# EXERCISE AIM
Report every line in the listing that contains the string "hand".

# MATERIAL FOR THE TASK
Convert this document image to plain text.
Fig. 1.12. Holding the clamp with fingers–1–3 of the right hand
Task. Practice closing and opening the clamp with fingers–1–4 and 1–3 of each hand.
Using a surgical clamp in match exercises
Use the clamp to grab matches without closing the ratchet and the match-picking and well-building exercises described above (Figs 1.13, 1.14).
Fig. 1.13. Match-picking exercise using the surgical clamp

# ANSWER IN FULL
Fig. 1.12. Holding the clamp with fingers–1–3 of the right hand
Task. Practice closing and opening the clamp with fingers–1–4 and 1–3 of each hand.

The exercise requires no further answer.